▶ [Instructions to follow]: Only lines with the string "JSON" matter here; gather them from the material below.

☆ ☆ ☆ ☆

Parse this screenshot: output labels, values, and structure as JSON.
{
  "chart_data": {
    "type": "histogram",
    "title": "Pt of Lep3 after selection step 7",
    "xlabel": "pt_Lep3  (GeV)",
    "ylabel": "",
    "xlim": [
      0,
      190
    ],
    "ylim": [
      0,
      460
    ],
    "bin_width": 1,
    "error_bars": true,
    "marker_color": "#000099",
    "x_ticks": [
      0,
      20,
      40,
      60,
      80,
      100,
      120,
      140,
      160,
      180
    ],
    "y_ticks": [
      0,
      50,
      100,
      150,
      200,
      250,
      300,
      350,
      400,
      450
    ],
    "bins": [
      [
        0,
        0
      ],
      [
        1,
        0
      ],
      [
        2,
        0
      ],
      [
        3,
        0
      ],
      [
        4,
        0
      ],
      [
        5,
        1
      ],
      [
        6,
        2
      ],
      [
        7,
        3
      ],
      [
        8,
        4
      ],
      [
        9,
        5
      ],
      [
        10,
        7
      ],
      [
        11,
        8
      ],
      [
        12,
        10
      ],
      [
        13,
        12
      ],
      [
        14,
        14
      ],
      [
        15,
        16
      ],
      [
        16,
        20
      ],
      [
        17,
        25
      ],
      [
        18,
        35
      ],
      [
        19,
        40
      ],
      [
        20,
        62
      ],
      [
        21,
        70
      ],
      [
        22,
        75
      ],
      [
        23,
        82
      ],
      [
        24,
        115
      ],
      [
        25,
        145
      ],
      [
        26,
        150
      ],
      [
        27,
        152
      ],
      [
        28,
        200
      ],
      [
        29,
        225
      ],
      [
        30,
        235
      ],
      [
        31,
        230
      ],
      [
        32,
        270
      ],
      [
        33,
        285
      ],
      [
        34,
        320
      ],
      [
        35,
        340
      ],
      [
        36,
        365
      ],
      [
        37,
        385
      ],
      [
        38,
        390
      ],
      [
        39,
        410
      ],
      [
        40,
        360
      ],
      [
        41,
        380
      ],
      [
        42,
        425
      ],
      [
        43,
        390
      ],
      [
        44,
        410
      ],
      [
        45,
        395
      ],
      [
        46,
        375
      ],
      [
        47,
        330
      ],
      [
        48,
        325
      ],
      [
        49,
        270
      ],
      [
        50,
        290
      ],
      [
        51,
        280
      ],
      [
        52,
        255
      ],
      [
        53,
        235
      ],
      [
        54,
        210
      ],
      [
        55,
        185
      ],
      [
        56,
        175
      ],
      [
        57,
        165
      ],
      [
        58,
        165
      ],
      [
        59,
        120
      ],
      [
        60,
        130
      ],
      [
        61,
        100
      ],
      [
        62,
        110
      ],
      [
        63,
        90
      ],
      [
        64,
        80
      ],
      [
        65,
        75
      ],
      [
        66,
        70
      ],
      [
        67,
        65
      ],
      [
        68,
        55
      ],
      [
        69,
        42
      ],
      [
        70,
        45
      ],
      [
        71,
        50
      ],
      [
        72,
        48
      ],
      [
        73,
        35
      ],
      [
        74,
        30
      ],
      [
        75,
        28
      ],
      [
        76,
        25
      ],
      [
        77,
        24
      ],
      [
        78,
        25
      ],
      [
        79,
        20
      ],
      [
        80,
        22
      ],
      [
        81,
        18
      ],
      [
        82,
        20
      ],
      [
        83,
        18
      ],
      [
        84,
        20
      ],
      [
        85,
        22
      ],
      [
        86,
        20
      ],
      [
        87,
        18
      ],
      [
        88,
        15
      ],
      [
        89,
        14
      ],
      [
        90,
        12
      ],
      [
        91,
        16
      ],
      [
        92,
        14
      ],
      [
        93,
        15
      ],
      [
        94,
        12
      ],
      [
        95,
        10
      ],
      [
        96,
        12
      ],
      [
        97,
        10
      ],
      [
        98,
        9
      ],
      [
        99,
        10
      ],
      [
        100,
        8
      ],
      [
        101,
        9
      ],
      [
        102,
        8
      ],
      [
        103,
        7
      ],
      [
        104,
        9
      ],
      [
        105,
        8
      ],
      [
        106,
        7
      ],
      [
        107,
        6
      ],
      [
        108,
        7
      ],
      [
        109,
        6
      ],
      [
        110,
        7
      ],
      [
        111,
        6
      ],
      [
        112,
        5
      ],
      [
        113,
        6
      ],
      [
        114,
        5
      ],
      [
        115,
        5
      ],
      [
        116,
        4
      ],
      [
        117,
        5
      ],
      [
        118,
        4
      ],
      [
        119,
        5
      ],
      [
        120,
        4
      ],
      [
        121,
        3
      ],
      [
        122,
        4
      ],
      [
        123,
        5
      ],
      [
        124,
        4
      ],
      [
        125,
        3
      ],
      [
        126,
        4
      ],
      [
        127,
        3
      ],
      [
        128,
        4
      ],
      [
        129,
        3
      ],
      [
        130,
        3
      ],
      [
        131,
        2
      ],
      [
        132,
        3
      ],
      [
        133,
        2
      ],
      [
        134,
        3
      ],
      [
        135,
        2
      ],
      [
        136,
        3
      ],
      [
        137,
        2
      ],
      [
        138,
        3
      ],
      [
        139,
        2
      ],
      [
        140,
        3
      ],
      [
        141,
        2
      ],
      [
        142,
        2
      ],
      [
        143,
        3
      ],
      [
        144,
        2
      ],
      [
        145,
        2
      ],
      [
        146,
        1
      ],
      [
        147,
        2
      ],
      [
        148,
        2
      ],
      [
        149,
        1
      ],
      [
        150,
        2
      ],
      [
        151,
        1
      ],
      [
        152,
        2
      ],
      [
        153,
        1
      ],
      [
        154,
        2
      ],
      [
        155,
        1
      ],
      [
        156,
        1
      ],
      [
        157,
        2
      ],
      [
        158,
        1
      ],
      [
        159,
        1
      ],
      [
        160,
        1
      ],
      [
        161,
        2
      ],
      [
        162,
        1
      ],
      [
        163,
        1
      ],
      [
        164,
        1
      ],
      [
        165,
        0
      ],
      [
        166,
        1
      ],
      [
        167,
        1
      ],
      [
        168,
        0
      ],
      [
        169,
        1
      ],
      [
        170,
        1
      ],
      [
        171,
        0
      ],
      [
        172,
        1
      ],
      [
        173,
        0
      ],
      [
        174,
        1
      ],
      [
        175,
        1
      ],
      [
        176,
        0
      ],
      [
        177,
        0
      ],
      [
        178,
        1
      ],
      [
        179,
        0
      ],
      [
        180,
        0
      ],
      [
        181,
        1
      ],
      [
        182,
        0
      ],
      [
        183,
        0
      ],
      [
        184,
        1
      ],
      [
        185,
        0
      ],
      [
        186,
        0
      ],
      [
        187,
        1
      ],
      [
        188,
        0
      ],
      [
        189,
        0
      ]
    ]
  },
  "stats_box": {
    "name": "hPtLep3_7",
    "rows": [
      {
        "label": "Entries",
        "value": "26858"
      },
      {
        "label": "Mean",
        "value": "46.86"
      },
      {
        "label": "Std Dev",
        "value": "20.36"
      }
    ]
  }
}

☆ ☆ ☆ ☆

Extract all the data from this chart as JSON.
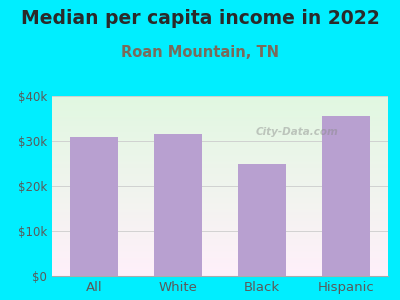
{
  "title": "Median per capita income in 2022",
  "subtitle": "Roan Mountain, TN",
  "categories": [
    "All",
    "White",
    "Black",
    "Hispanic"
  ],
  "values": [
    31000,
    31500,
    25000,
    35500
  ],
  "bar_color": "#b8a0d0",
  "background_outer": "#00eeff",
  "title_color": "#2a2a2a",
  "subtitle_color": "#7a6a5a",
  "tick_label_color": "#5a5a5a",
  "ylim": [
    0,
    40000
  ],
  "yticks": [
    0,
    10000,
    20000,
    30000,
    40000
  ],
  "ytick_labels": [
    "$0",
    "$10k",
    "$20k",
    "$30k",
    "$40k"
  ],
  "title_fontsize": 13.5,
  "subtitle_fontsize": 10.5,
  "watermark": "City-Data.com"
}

☆ ☆ ☆ ☆

▶ [The response]:
Parse this screenshot: output labels, values, and structure as JSON.
Extract all the data from this chart as JSON.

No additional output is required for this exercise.